▸ **PROMPT**
Each entry below must be repeated exactly, with pictures left out.
--- start ---
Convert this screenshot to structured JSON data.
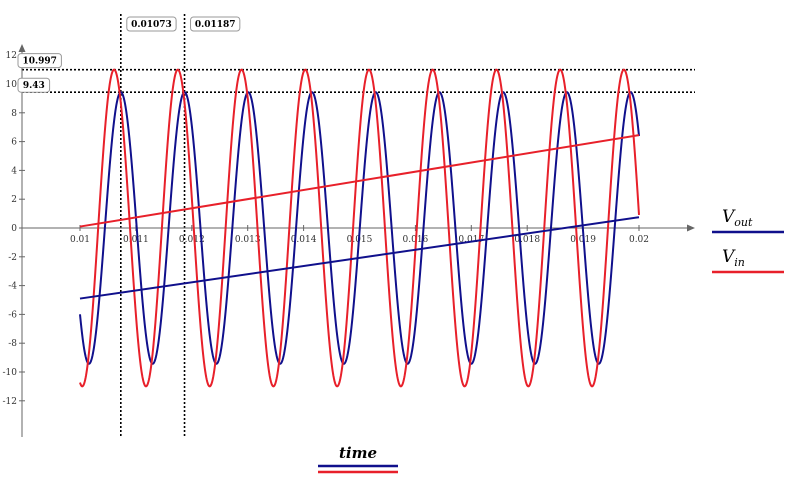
{
  "chart_data": {
    "type": "line",
    "xlim": [
      0.01,
      0.02
    ],
    "ylim": [
      -12,
      12
    ],
    "x_ticks": [
      0.01,
      0.011,
      0.012,
      0.013,
      0.014,
      0.015,
      0.016,
      0.017,
      0.018,
      0.019,
      0.02
    ],
    "x_tick_labels": [
      "0.01",
      "0.011",
      "0.012",
      "0.013",
      "0.014",
      "0.015",
      "0.016",
      "0.017",
      "0.018",
      "0.019",
      "0.02"
    ],
    "y_ticks": [
      -12,
      -10,
      -8,
      -6,
      -4,
      -2,
      0,
      2,
      4,
      6,
      8,
      10,
      12
    ],
    "y_tick_labels": [
      "-12",
      "-10",
      "-8",
      "-6",
      "-4",
      "-2",
      "0",
      "2",
      "4",
      "6",
      "8",
      "10",
      "12"
    ],
    "grid": false,
    "legend_position": "right",
    "xlabel": "time",
    "series": [
      {
        "name": "Vout",
        "label_main": "V",
        "label_sub": "out",
        "color": "#10108c",
        "kind": "sine",
        "amplitude": 9.43,
        "period": 0.00114,
        "peak_at": 0.01073
      },
      {
        "name": "Vin",
        "label_main": "V",
        "label_sub": "in",
        "color": "#e8202a",
        "kind": "sine",
        "amplitude": 10.997,
        "period": 0.00114,
        "peak_at": 0.01073,
        "phase_lead": 0.00012
      },
      {
        "name": "Vout ramp",
        "color": "#10108c",
        "kind": "ramp",
        "points": [
          [
            0.01,
            -4.9
          ],
          [
            0.02,
            0.75
          ]
        ]
      },
      {
        "name": "Vin ramp",
        "color": "#e8202a",
        "kind": "ramp",
        "points": [
          [
            0.01,
            0.1
          ],
          [
            0.02,
            6.45
          ]
        ]
      }
    ],
    "markers": {
      "x": [
        {
          "value": 0.01073,
          "label": "0.01073"
        },
        {
          "value": 0.01187,
          "label": "0.01187"
        }
      ],
      "y": [
        {
          "value": 10.997,
          "label": "10.997"
        },
        {
          "value": 9.43,
          "label": "9.43"
        }
      ]
    }
  }
}
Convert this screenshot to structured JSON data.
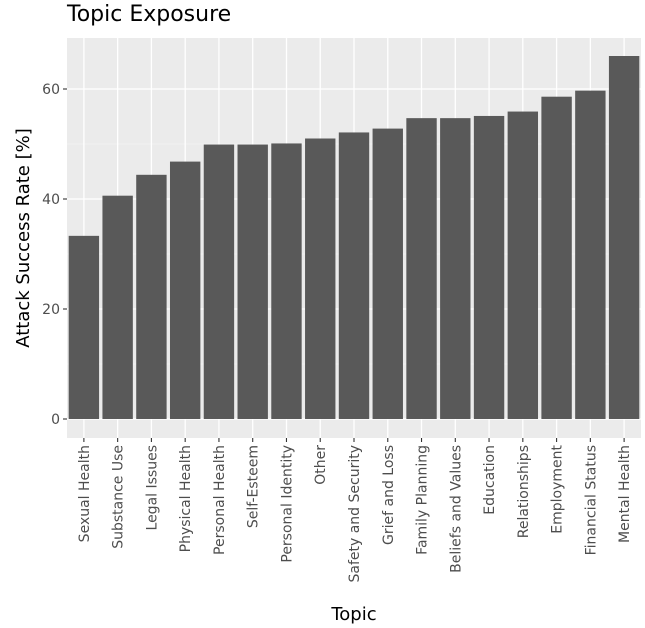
--- end ---
▸ **OUTPUT OF THE EXERCISE**
Convert this screenshot to structured JSON data.
{
  "chart_data": {
    "type": "line",
    "xlim": [
      0.01,
      0.02
    ],
    "ylim": [
      -12,
      12
    ],
    "x_ticks": [
      0.01,
      0.011,
      0.012,
      0.013,
      0.014,
      0.015,
      0.016,
      0.017,
      0.018,
      0.019,
      0.02
    ],
    "x_tick_labels": [
      "0.01",
      "0.011",
      "0.012",
      "0.013",
      "0.014",
      "0.015",
      "0.016",
      "0.017",
      "0.018",
      "0.019",
      "0.02"
    ],
    "y_ticks": [
      -12,
      -10,
      -8,
      -6,
      -4,
      -2,
      0,
      2,
      4,
      6,
      8,
      10,
      12
    ],
    "y_tick_labels": [
      "-12",
      "-10",
      "-8",
      "-6",
      "-4",
      "-2",
      "0",
      "2",
      "4",
      "6",
      "8",
      "10",
      "12"
    ],
    "grid": false,
    "legend_position": "right",
    "xlabel": "time",
    "series": [
      {
        "name": "Vout",
        "label_main": "V",
        "label_sub": "out",
        "color": "#10108c",
        "kind": "sine",
        "amplitude": 9.43,
        "period": 0.00114,
        "peak_at": 0.01073
      },
      {
        "name": "Vin",
        "label_main": "V",
        "label_sub": "in",
        "color": "#e8202a",
        "kind": "sine",
        "amplitude": 10.997,
        "period": 0.00114,
        "peak_at": 0.01073,
        "phase_lead": 0.00012
      },
      {
        "name": "Vout ramp",
        "color": "#10108c",
        "kind": "ramp",
        "points": [
          [
            0.01,
            -4.9
          ],
          [
            0.02,
            0.75
          ]
        ]
      },
      {
        "name": "Vin ramp",
        "color": "#e8202a",
        "kind": "ramp",
        "points": [
          [
            0.01,
            0.1
          ],
          [
            0.02,
            6.45
          ]
        ]
      }
    ],
    "markers": {
      "x": [
        {
          "value": 0.01073,
          "label": "0.01073"
        },
        {
          "value": 0.01187,
          "label": "0.01187"
        }
      ],
      "y": [
        {
          "value": 10.997,
          "label": "10.997"
        },
        {
          "value": 9.43,
          "label": "9.43"
        }
      ]
    }
  }
}
Convert this screenshot to structured JSON data.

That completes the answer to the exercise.